MinaProtocol / mina

Mina is a cryptocurrency protocol with a constant size blockchain, improving scaling while maintaining decentralization and security.
https://minaprotocol.com
Apache License 2.0
1.97k stars 522 forks source link

rpc_parallel workers fail to start, leading to ugly daemon crash #6001

Open lk86 opened 3 years ago

lk86 commented 3 years ago

1) Figure out why UPnP is not opening ports 2) Make sure rpc messages in whatever form this is no longer cause breakages/node crashes

O1ahmad commented 3 years ago

Possible to attach trace/debug logs leading upto crash? (..also looking into repro'ing and collecting more error details)

lk86 commented 3 years ago

Here's the fatal crash, if you need more complete logs i'm sure you can mention the "EOF or connection closed" error in #mentor-nodes and you'll have plenty of volunteers who can reproduce it (including izzy on his laptop). {"timestamp":"2020-09-17 04:00:58.539481Z","level":"Fatal","source":{"module":"Init__Coda_run","location":"File \"src/app/cli/src/init/coda_run.ml\", line 575, characters 2-26"},"message":"Unhandled top-level exception: $exn\nGenerating crash report","metadata":{"exn":"(monitor.ml.Error\n ((rpc_error (Connection_closed (\"EOF or connection closed\")))\n (connection_description\n (\"Client connected via TCP\" (vmi446914.contaboserver.net 35713)))\n (rpc_tag worker_init_rpc_1) (rpc_version 0))\n (\"Raised at file \\\"src/error.ml\\\" (inlined), line 9, characters 14-30\"\n \"Called from file \\\"src/or_error.ml\\\", line 72, characters 17-32\"\n \"Called from file \\\"src/deferred1.ml\\\", line 17, characters 40-45\"\n \"Called from file \\\"src/job_queue.ml\\\" (inlined), line 131, characters 2-5\"\n \"Called from file \\\"src/job_queue.ml\\\", line 171, characters 6-47\"))","pid":27233}}

O1ahmad commented 3 years ago

Cool, thanks and no doubt. Really trying to see how much debug/trace output we can get for visibility++.

**Exercise**: Reproduce the issue thread about rpc_parallel workers failing to start, word for word and in full. The entries come from a separate source and are unrelated to the issue thread.

**Extracted material**:
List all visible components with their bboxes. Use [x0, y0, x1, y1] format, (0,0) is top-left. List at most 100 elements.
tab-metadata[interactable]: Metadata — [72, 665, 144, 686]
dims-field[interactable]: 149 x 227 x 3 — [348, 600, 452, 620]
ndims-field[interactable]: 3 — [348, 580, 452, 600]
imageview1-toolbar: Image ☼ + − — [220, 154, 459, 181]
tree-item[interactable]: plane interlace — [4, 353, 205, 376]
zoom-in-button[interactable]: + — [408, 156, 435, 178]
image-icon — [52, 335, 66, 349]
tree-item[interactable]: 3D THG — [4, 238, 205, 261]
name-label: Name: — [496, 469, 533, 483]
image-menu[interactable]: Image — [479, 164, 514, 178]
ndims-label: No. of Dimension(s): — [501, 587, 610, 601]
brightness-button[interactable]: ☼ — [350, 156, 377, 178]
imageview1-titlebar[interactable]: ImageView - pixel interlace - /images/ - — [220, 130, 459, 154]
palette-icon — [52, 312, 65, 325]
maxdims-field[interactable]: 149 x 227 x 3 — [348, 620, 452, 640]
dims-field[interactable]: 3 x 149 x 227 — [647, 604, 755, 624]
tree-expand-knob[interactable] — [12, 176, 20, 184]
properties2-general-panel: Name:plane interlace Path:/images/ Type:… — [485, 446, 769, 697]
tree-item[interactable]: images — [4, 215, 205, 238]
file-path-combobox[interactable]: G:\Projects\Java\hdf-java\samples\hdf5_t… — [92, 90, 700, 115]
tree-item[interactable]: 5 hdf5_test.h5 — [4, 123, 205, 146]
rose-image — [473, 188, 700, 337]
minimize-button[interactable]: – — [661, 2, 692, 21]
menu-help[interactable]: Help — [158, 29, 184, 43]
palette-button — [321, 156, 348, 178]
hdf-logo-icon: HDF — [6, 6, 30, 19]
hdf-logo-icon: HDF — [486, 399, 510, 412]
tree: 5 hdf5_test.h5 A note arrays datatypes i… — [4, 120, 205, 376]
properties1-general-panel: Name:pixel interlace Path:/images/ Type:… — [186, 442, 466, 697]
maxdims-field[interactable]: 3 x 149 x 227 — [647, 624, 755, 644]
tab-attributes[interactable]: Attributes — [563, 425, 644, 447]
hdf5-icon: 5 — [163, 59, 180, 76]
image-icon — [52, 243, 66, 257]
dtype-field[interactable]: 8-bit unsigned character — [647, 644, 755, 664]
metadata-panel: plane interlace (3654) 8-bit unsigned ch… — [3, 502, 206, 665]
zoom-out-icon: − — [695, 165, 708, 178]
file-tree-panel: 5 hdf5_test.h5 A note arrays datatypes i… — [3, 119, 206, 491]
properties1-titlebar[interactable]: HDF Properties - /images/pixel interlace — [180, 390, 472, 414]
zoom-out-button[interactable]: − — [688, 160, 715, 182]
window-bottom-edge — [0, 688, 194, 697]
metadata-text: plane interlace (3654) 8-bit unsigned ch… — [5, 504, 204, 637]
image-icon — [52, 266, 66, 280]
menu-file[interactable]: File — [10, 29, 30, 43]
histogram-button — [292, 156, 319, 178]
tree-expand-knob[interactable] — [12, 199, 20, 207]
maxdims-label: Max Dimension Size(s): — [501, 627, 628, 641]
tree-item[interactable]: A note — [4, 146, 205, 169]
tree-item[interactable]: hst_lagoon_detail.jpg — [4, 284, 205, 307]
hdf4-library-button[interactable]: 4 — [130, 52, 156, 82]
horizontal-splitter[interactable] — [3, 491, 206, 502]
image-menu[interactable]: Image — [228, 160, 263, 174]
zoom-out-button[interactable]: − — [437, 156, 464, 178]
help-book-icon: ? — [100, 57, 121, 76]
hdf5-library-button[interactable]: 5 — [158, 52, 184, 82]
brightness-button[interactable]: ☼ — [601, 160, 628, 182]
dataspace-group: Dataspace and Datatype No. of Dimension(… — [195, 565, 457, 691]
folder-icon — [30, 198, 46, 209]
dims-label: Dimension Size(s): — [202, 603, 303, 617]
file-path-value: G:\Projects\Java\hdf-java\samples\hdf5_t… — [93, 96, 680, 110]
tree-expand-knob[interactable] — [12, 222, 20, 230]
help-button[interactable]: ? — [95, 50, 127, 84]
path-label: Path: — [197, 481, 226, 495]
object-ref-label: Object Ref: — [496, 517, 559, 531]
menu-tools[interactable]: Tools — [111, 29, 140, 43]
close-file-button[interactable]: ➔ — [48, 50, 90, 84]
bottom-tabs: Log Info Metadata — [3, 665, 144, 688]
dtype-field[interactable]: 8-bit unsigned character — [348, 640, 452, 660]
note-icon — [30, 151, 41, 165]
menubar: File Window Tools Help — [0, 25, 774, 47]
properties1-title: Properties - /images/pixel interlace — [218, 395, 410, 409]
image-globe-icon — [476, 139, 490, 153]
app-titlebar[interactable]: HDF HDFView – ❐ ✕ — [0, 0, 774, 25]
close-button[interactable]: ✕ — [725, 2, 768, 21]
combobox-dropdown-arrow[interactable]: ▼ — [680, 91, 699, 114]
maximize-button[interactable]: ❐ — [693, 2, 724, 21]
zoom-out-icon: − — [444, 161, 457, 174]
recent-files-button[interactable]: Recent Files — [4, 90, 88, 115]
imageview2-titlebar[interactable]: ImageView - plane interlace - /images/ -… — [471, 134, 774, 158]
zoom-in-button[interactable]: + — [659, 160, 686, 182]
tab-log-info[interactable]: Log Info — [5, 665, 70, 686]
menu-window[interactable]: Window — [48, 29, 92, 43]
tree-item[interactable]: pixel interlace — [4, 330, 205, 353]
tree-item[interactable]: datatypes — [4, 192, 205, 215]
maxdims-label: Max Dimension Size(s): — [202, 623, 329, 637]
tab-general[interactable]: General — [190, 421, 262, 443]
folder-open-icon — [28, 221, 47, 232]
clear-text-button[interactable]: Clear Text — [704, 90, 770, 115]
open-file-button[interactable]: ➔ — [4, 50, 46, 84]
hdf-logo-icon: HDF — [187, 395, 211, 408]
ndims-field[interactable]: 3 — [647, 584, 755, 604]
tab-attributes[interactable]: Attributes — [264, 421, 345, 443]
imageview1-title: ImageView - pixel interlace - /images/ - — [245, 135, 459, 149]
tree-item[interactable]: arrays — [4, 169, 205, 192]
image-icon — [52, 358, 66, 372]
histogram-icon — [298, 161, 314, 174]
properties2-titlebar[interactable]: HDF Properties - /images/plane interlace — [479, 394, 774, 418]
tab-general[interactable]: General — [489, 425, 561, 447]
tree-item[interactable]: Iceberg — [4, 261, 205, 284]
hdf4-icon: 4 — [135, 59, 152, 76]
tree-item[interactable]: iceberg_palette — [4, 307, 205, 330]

**Solution**:
MinaProtocol / mina

Mina is a cryptocurrency protocol with a constant size blockchain, improving scaling while maintaining decentralization and security.
https://minaprotocol.com
Apache License 2.0
1.97k stars 522 forks source link

rpc_parallel workers fail to start, leading to ugly daemon crash #6001

Open lk86 opened 3 years ago

lk86 commented 3 years ago

1) Figure out why UPnP is not opening ports 2) Make sure rpc messages in whatever form this is no longer cause breakages/node crashes

O1ahmad commented 3 years ago

Possible to attach trace/debug logs leading upto crash? (..also looking into repro'ing and collecting more error details)

lk86 commented 3 years ago

Here's the fatal crash, if you need more complete logs i'm sure you can mention the "EOF or connection closed" error in #mentor-nodes and you'll have plenty of volunteers who can reproduce it (including izzy on his laptop). {"timestamp":"2020-09-17 04:00:58.539481Z","level":"Fatal","source":{"module":"Init__Coda_run","location":"File \"src/app/cli/src/init/coda_run.ml\", line 575, characters 2-26"},"message":"Unhandled top-level exception: $exn\nGenerating crash report","metadata":{"exn":"(monitor.ml.Error\n ((rpc_error (Connection_closed (\"EOF or connection closed\")))\n (connection_description\n (\"Client connected via TCP\" (vmi446914.contaboserver.net 35713)))\n (rpc_tag worker_init_rpc_1) (rpc_version 0))\n (\"Raised at file \\\"src/error.ml\\\" (inlined), line 9, characters 14-30\"\n \"Called from file \\\"src/or_error.ml\\\", line 72, characters 17-32\"\n \"Called from file \\\"src/deferred1.ml\\\", line 17, characters 40-45\"\n \"Called from file \\\"src/job_queue.ml\\\" (inlined), line 131, characters 2-5\"\n \"Called from file \\\"src/job_queue.ml\\\", line 171, characters 6-47\"))","pid":27233}}

O1ahmad commented 3 years ago

Cool, thanks and no doubt. Really trying to see how much debug/trace output we can get for visibility++.